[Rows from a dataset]

□ □ □ □ □

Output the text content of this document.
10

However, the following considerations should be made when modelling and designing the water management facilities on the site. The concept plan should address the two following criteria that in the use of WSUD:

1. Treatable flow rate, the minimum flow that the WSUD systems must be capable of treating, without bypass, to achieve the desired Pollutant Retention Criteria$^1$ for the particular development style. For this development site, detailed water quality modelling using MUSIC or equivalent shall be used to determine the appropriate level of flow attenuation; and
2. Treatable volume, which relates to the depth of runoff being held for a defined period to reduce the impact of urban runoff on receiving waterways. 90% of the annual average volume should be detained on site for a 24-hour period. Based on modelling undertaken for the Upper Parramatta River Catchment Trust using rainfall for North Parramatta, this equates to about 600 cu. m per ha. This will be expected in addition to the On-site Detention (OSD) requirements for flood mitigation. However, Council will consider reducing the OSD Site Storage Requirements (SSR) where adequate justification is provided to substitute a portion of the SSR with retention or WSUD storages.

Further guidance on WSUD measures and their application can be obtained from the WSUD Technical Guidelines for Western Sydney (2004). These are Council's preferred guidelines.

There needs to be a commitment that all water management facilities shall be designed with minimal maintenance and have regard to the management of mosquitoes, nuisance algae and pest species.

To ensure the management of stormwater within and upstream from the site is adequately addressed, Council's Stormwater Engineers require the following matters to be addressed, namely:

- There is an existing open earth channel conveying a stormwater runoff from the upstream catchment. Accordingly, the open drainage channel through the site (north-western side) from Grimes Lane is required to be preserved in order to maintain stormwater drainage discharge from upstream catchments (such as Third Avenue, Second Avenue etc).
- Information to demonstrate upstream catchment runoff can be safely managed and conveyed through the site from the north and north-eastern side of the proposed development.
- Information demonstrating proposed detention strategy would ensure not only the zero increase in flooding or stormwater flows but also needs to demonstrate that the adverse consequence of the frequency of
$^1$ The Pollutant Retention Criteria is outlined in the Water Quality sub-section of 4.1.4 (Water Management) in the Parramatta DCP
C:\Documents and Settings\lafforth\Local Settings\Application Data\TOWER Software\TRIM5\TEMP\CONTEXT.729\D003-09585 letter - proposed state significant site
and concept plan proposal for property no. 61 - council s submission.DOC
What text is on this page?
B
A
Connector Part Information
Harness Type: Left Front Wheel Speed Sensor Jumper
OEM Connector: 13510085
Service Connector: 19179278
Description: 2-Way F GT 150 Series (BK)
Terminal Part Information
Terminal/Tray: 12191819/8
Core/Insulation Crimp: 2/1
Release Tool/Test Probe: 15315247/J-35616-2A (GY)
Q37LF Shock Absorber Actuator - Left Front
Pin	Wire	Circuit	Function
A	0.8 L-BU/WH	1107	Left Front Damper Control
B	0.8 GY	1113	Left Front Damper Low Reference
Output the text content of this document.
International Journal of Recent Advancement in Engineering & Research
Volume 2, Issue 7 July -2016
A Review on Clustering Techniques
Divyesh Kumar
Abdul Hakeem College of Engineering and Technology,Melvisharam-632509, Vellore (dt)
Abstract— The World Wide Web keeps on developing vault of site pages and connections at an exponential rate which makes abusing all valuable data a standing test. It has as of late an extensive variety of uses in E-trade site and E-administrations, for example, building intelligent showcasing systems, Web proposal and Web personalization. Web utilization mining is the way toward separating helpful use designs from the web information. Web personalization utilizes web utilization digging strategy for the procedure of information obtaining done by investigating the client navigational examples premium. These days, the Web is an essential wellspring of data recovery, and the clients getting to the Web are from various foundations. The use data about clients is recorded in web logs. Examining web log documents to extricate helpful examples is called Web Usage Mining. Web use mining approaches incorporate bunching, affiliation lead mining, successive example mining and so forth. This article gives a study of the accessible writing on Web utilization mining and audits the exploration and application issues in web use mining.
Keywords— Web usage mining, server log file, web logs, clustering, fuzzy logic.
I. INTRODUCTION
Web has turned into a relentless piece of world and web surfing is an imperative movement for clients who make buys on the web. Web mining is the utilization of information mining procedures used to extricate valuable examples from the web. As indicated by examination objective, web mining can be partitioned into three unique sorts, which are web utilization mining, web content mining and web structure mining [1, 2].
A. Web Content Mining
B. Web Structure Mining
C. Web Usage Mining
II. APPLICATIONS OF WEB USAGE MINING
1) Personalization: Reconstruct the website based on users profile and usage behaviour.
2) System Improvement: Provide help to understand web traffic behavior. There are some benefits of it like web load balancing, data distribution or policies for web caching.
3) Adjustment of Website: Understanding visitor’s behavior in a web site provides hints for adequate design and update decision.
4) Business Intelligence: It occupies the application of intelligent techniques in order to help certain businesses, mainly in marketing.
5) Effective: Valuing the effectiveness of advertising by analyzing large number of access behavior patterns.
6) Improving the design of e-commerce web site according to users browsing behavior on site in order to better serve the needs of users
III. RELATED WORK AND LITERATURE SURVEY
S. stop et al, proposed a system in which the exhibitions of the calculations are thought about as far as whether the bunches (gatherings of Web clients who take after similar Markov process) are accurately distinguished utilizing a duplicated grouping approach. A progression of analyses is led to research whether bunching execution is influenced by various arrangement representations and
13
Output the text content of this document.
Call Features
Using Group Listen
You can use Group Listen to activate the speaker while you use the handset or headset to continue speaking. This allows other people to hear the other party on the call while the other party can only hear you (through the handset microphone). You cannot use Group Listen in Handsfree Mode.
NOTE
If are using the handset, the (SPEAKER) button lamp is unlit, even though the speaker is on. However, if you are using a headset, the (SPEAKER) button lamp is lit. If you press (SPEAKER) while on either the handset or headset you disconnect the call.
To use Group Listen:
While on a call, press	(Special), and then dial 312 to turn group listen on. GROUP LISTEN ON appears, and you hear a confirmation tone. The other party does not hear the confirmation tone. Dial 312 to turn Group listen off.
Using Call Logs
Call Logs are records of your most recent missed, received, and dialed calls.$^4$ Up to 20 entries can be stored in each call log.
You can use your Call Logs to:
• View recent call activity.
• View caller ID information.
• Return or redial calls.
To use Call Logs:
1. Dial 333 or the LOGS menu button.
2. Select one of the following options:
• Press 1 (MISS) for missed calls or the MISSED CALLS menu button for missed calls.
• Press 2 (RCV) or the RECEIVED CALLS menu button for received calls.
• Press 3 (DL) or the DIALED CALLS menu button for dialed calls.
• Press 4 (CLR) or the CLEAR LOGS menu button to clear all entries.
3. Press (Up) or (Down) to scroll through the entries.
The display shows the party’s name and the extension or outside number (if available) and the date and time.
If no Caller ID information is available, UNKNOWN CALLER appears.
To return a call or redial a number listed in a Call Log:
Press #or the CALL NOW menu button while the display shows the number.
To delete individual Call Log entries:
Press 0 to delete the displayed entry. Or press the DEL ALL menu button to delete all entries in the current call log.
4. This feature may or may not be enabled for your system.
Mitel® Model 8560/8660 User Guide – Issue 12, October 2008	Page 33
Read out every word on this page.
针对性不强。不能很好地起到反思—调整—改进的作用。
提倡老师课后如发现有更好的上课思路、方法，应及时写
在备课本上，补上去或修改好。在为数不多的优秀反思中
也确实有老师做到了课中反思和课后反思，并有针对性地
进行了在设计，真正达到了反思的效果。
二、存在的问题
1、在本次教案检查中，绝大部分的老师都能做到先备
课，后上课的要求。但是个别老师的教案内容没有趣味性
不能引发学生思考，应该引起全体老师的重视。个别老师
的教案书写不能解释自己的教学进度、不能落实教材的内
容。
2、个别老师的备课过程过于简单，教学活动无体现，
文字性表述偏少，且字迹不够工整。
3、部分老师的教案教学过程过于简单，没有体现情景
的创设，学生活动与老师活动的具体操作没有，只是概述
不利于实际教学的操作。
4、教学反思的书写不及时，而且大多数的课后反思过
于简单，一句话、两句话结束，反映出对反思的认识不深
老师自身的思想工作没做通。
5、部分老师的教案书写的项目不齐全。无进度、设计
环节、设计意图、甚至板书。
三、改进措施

□ □ □ □ □

• _DESCRIPTION OF THE TASK_
Find the string "plan" in the entries above and return each line that holds it.

• _COMPLETE OUTPUT_
However, the following considerations should be made when modelling and designing the water management facilities on the site. The concept plan should address the two following criteria that in the use of WSUD:
and concept plan proposal for property no. 61 - council s submission.DOC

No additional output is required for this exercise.